→ Input material:
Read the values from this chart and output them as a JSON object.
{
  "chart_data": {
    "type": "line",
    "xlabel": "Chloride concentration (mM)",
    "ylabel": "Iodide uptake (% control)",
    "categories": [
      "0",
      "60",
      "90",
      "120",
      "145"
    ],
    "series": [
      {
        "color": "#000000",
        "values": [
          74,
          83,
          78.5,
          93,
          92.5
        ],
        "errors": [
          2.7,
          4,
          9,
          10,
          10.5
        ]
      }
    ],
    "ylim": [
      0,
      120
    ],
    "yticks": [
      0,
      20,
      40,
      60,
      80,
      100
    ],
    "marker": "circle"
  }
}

→ What you have to do: List all lines from the entries that include the word "values".

→ Reply to the exercise:
Read the values from this chart and output them as a JSON object.
        "values": [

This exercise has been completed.